* BEGIN STORED ROWS *

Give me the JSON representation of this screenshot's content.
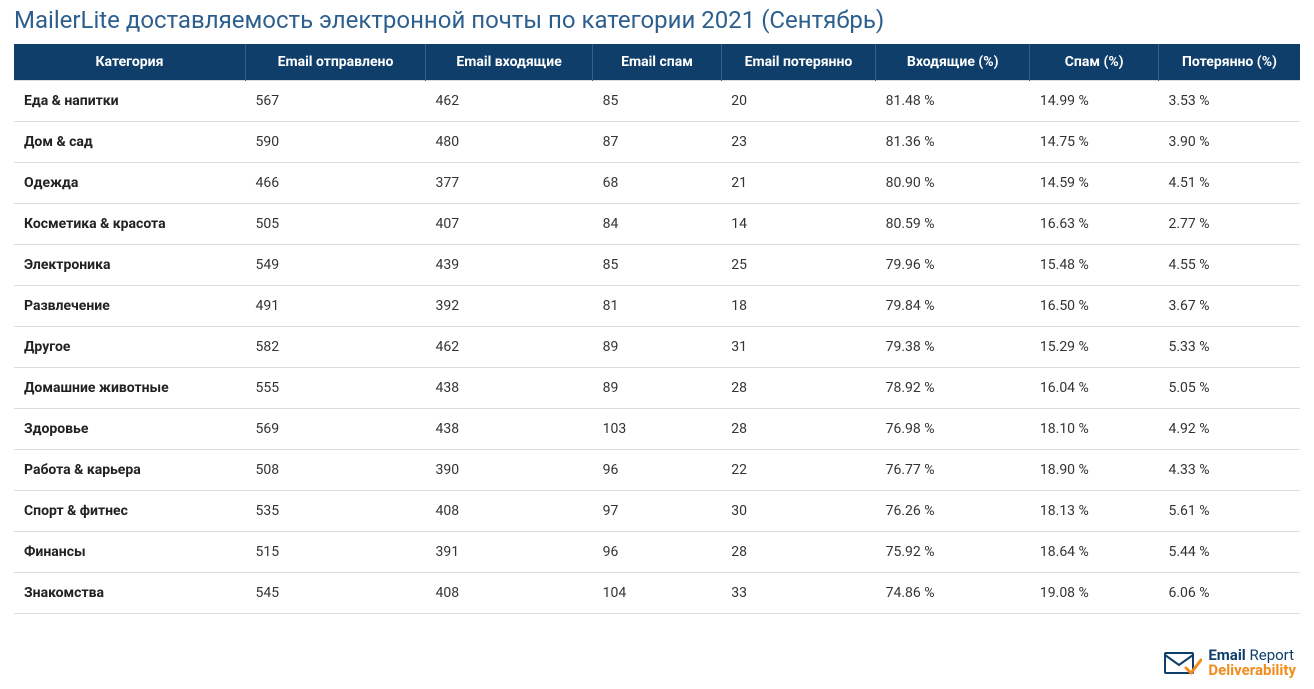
{
  "title": "MailerLite доставляемость электронной почты по категории 2021 (Сентябрь)",
  "table": {
    "type": "table",
    "header_bg": "#0f3e6b",
    "header_text_color": "#ffffff",
    "row_border_color": "#dcdcdc",
    "title_color": "#2d5f8e",
    "title_fontsize": 24,
    "cell_fontsize": 14,
    "columns": [
      {
        "key": "category",
        "label": "Категория",
        "width_pct": 18,
        "align": "left",
        "bold": true
      },
      {
        "key": "sent",
        "label": "Email отправлено",
        "width_pct": 14,
        "align": "left",
        "bold": false
      },
      {
        "key": "inbox",
        "label": "Email входящие",
        "width_pct": 13,
        "align": "left",
        "bold": false
      },
      {
        "key": "spam",
        "label": "Email спам",
        "width_pct": 10,
        "align": "left",
        "bold": false
      },
      {
        "key": "lost",
        "label": "Email потерянно",
        "width_pct": 12,
        "align": "left",
        "bold": false
      },
      {
        "key": "inbox_pct",
        "label": "Входящие (%)",
        "width_pct": 12,
        "align": "left",
        "bold": false
      },
      {
        "key": "spam_pct",
        "label": "Спам (%)",
        "width_pct": 10,
        "align": "left",
        "bold": false
      },
      {
        "key": "lost_pct",
        "label": "Потерянно (%)",
        "width_pct": 11,
        "align": "left",
        "bold": false
      }
    ],
    "rows": [
      {
        "category": "Еда & напитки",
        "sent": "567",
        "inbox": "462",
        "spam": "85",
        "lost": "20",
        "inbox_pct": "81.48 %",
        "spam_pct": "14.99 %",
        "lost_pct": "3.53 %"
      },
      {
        "category": "Дом & сад",
        "sent": "590",
        "inbox": "480",
        "spam": "87",
        "lost": "23",
        "inbox_pct": "81.36 %",
        "spam_pct": "14.75 %",
        "lost_pct": "3.90 %"
      },
      {
        "category": "Одежда",
        "sent": "466",
        "inbox": "377",
        "spam": "68",
        "lost": "21",
        "inbox_pct": "80.90 %",
        "spam_pct": "14.59 %",
        "lost_pct": "4.51 %"
      },
      {
        "category": "Косметика & красота",
        "sent": "505",
        "inbox": "407",
        "spam": "84",
        "lost": "14",
        "inbox_pct": "80.59 %",
        "spam_pct": "16.63 %",
        "lost_pct": "2.77 %"
      },
      {
        "category": "Электроника",
        "sent": "549",
        "inbox": "439",
        "spam": "85",
        "lost": "25",
        "inbox_pct": "79.96 %",
        "spam_pct": "15.48 %",
        "lost_pct": "4.55 %"
      },
      {
        "category": "Развлечение",
        "sent": "491",
        "inbox": "392",
        "spam": "81",
        "lost": "18",
        "inbox_pct": "79.84 %",
        "spam_pct": "16.50 %",
        "lost_pct": "3.67 %"
      },
      {
        "category": "Другое",
        "sent": "582",
        "inbox": "462",
        "spam": "89",
        "lost": "31",
        "inbox_pct": "79.38 %",
        "spam_pct": "15.29 %",
        "lost_pct": "5.33 %"
      },
      {
        "category": "Домашние животные",
        "sent": "555",
        "inbox": "438",
        "spam": "89",
        "lost": "28",
        "inbox_pct": "78.92 %",
        "spam_pct": "16.04 %",
        "lost_pct": "5.05 %"
      },
      {
        "category": "Здоровье",
        "sent": "569",
        "inbox": "438",
        "spam": "103",
        "lost": "28",
        "inbox_pct": "76.98 %",
        "spam_pct": "18.10 %",
        "lost_pct": "4.92 %"
      },
      {
        "category": "Работа & карьера",
        "sent": "508",
        "inbox": "390",
        "spam": "96",
        "lost": "22",
        "inbox_pct": "76.77 %",
        "spam_pct": "18.90 %",
        "lost_pct": "4.33 %"
      },
      {
        "category": "Спорт & фитнес",
        "sent": "535",
        "inbox": "408",
        "spam": "97",
        "lost": "30",
        "inbox_pct": "76.26 %",
        "spam_pct": "18.13 %",
        "lost_pct": "5.61 %"
      },
      {
        "category": "Финансы",
        "sent": "515",
        "inbox": "391",
        "spam": "96",
        "lost": "28",
        "inbox_pct": "75.92 %",
        "spam_pct": "18.64 %",
        "lost_pct": "5.44 %"
      },
      {
        "category": "Знакомства",
        "sent": "545",
        "inbox": "408",
        "spam": "104",
        "lost": "33",
        "inbox_pct": "74.86 %",
        "spam_pct": "19.08 %",
        "lost_pct": "6.06 %"
      }
    ]
  },
  "footer": {
    "brand_word1": "Email",
    "brand_word2": "Report",
    "brand_line2": "Deliverability",
    "icon_color_primary": "#0f3e6b",
    "icon_color_accent": "#f28c1c"
  }
}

* END STORED ROWS *

Copy the records exactly. Skip the pictures.

- FULL OUTPUT
Give me the JSON representation of this screenshot's content.
{
  "title": "MailerLite доставляемость электронной почты по категории 2021 (Сентябрь)",
  "table": {
    "type": "table",
    "header_bg": "#0f3e6b",
    "header_text_color": "#ffffff",
    "row_border_color": "#dcdcdc",
    "title_color": "#2d5f8e",
    "title_fontsize": 24,
    "cell_fontsize": 14,
    "columns": [
      {
        "key": "category",
        "label": "Категория",
        "width_pct": 18,
        "align": "left",
        "bold": true
      },
      {
        "key": "sent",
        "label": "Email отправлено",
        "width_pct": 14,
        "align": "left",
        "bold": false
      },
      {
        "key": "inbox",
        "label": "Email входящие",
        "width_pct": 13,
        "align": "left",
        "bold": false
      },
      {
        "key": "spam",
        "label": "Email спам",
        "width_pct": 10,
        "align": "left",
        "bold": false
      },
      {
        "key": "lost",
        "label": "Email потерянно",
        "width_pct": 12,
        "align": "left",
        "bold": false
      },
      {
        "key": "inbox_pct",
        "label": "Входящие (%)",
        "width_pct": 12,
        "align": "left",
        "bold": false
      },
      {
        "key": "spam_pct",
        "label": "Спам (%)",
        "width_pct": 10,
        "align": "left",
        "bold": false
      },
      {
        "key": "lost_pct",
        "label": "Потерянно (%)",
        "width_pct": 11,
        "align": "left",
        "bold": false
      }
    ],
    "rows": [
      {
        "category": "Еда & напитки",
        "sent": "567",
        "inbox": "462",
        "spam": "85",
        "lost": "20",
        "inbox_pct": "81.48 %",
        "spam_pct": "14.99 %",
        "lost_pct": "3.53 %"
      },
      {
        "category": "Дом & сад",
        "sent": "590",
        "inbox": "480",
        "spam": "87",
        "lost": "23",
        "inbox_pct": "81.36 %",
        "spam_pct": "14.75 %",
        "lost_pct": "3.90 %"
      },
      {
        "category": "Одежда",
        "sent": "466",
        "inbox": "377",
        "spam": "68",
        "lost": "21",
        "inbox_pct": "80.90 %",
        "spam_pct": "14.59 %",
        "lost_pct": "4.51 %"
      },
      {
        "category": "Косметика & красота",
        "sent": "505",
        "inbox": "407",
        "spam": "84",
        "lost": "14",
        "inbox_pct": "80.59 %",
        "spam_pct": "16.63 %",
        "lost_pct": "2.77 %"
      },
      {
        "category": "Электроника",
        "sent": "549",
        "inbox": "439",
        "spam": "85",
        "lost": "25",
        "inbox_pct": "79.96 %",
        "spam_pct": "15.48 %",
        "lost_pct": "4.55 %"
      },
      {
        "category": "Развлечение",
        "sent": "491",
        "inbox": "392",
        "spam": "81",
        "lost": "18",
        "inbox_pct": "79.84 %",
        "spam_pct": "16.50 %",
        "lost_pct": "3.67 %"
      },
      {
        "category": "Другое",
        "sent": "582",
        "inbox": "462",
        "spam": "89",
        "lost": "31",
        "inbox_pct": "79.38 %",
        "spam_pct": "15.29 %",
        "lost_pct": "5.33 %"
      },
      {
        "category": "Домашние животные",
        "sent": "555",
        "inbox": "438",
        "spam": "89",
        "lost": "28",
        "inbox_pct": "78.92 %",
        "spam_pct": "16.04 %",
        "lost_pct": "5.05 %"
      },
      {
        "category": "Здоровье",
        "sent": "569",
        "inbox": "438",
        "spam": "103",
        "lost": "28",
        "inbox_pct": "76.98 %",
        "spam_pct": "18.10 %",
        "lost_pct": "4.92 %"
      },
      {
        "category": "Работа & карьера",
        "sent": "508",
        "inbox": "390",
        "spam": "96",
        "lost": "22",
        "inbox_pct": "76.77 %",
        "spam_pct": "18.90 %",
        "lost_pct": "4.33 %"
      },
      {
        "category": "Спорт & фитнес",
        "sent": "535",
        "inbox": "408",
        "spam": "97",
        "lost": "30",
        "inbox_pct": "76.26 %",
        "spam_pct": "18.13 %",
        "lost_pct": "5.61 %"
      },
      {
        "category": "Финансы",
        "sent": "515",
        "inbox": "391",
        "spam": "96",
        "lost": "28",
        "inbox_pct": "75.92 %",
        "spam_pct": "18.64 %",
        "lost_pct": "5.44 %"
      },
      {
        "category": "Знакомства",
        "sent": "545",
        "inbox": "408",
        "spam": "104",
        "lost": "33",
        "inbox_pct": "74.86 %",
        "spam_pct": "19.08 %",
        "lost_pct": "6.06 %"
      }
    ]
  },
  "footer": {
    "brand_word1": "Email",
    "brand_word2": "Report",
    "brand_line2": "Deliverability",
    "icon_color_primary": "#0f3e6b",
    "icon_color_accent": "#f28c1c"
  }
}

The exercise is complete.